-- Begin READING PASSAGE --

However, on this record we cannot say that the FCP’s 25%-75% classification gives insufficient consideration to any such differences in cost. United is admittedly an integrated system,64 and there is some testimony that small diam•eter pipelines are not exclusively associated with city-gate customers, or large-diameter lines with pipeline customers.65 United’s proposed tariff continued the Seaboard approach of splitting fixed costs equally between demand and commodity components. Neither United nor any of its customers asked the Commission to adopt a differential based on greater volume at fewer delivery points. No developed cost studies have been presented to define the different costs associated with different customers.

The formula adopted by the FPC provides for a peak differential that will, to some extent, reflect any cost savings attributable to high load-factor customers. The Commission has indicated that it will be open to receive properly framed evidence that that differential is inadequate to reflect differences in “physical factors of delivery.”66 We cannot assign error on the record as it stands.

-- End READING PASSAGE --
-- Begin RECORDS TO PROCESS --

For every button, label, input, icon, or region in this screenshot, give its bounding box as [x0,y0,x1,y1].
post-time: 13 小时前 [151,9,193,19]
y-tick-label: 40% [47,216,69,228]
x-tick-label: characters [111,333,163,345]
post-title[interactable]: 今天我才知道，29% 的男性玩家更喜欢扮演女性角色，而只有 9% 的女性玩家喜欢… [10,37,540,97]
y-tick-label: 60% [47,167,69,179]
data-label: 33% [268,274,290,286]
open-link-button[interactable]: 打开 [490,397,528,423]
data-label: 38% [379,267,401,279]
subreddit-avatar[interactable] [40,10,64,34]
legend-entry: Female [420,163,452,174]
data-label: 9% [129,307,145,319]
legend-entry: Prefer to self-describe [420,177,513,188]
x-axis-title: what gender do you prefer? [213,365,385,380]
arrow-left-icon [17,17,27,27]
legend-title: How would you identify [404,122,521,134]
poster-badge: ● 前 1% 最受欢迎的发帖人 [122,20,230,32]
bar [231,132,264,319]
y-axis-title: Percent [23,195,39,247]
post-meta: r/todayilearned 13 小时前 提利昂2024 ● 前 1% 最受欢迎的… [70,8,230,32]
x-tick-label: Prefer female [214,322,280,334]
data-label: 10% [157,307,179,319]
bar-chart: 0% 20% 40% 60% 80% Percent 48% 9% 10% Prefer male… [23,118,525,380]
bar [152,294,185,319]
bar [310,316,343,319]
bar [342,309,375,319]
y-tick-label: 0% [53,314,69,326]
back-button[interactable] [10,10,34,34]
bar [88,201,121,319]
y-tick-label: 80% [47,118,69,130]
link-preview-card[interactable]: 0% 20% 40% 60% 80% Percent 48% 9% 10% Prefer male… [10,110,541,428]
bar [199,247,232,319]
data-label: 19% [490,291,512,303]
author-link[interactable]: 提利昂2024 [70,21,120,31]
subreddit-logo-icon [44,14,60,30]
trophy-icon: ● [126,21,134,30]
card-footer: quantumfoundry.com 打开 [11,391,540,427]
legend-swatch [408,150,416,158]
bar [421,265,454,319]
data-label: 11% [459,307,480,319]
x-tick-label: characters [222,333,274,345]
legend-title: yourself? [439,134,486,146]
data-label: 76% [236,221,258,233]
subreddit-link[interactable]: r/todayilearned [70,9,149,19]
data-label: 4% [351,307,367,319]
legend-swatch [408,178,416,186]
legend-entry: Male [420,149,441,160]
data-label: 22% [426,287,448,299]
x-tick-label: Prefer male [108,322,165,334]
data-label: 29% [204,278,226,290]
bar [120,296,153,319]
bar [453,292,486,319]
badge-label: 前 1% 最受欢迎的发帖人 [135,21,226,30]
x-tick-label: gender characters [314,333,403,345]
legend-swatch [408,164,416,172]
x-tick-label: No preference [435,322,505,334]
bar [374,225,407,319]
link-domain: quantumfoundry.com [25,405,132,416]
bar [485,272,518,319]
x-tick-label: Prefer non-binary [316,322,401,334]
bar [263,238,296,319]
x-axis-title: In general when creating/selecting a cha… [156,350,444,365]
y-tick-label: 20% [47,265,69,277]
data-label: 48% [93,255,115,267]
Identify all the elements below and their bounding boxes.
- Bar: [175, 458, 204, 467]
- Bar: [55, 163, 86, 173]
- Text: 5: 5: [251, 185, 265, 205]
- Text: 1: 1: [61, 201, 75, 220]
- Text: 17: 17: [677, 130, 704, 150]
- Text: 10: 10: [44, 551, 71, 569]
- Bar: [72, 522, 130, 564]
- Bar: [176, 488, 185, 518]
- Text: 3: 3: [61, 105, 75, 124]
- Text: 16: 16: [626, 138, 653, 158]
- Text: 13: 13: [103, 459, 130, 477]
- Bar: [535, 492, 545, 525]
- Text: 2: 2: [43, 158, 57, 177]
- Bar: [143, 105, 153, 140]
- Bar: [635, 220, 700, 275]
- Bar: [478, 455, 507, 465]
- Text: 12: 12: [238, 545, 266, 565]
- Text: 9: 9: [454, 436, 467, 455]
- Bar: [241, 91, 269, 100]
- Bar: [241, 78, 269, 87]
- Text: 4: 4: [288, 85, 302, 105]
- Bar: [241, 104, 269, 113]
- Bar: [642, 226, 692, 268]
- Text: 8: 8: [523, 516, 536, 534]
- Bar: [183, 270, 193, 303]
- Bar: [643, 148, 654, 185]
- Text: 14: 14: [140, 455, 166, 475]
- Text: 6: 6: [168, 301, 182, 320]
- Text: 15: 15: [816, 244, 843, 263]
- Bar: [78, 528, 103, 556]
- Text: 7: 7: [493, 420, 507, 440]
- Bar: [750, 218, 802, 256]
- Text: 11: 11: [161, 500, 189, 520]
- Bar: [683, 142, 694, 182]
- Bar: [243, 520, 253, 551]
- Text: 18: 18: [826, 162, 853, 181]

-- End RECORDS TO PROCESS --

WRITTEN TASKS
**1)** From the pipeline rate passage, retype everything beginning at the words "The formula adopted" and stopping after "as it stands.".
**2)** Echo the rows verbatim, starting at the very first row and stopping after the row that has "arrow-left-icon [17,17,27,27]".

ANSWERS TO THE EXERCISE
**1)**
The formula adopted by the FPC provides for a peak differential that will, to some extent, reflect any cost savings attributable to high load-factor customers. The Commission has indicated that it will be open to receive properly framed evidence that that differential is inadequate to reflect differences in “physical factors of delivery.”66 We cannot assign error on the record as it stands.

**2)**
For every button, label, input, icon, or region in this screenshot, give its bounding box as [x0,y0,x1,y1].
post-time: 13 小时前 [151,9,193,19]
y-tick-label: 40% [47,216,69,228]
x-tick-label: characters [111,333,163,345]
post-title[interactable]: 今天我才知道，29% 的男性玩家更喜欢扮演女性角色，而只有 9% 的女性玩家喜欢… [10,37,540,97]
y-tick-label: 60% [47,167,69,179]
data-label: 33% [268,274,290,286]
open-link-button[interactable]: 打开 [490,397,528,423]
data-label: 38% [379,267,401,279]
subreddit-avatar[interactable] [40,10,64,34]
legend-entry: Female [420,163,452,174]
data-label: 9% [129,307,145,319]
legend-entry: Prefer to self-describe [420,177,513,188]
x-axis-title: what gender do you prefer? [213,365,385,380]
arrow-left-icon [17,17,27,27]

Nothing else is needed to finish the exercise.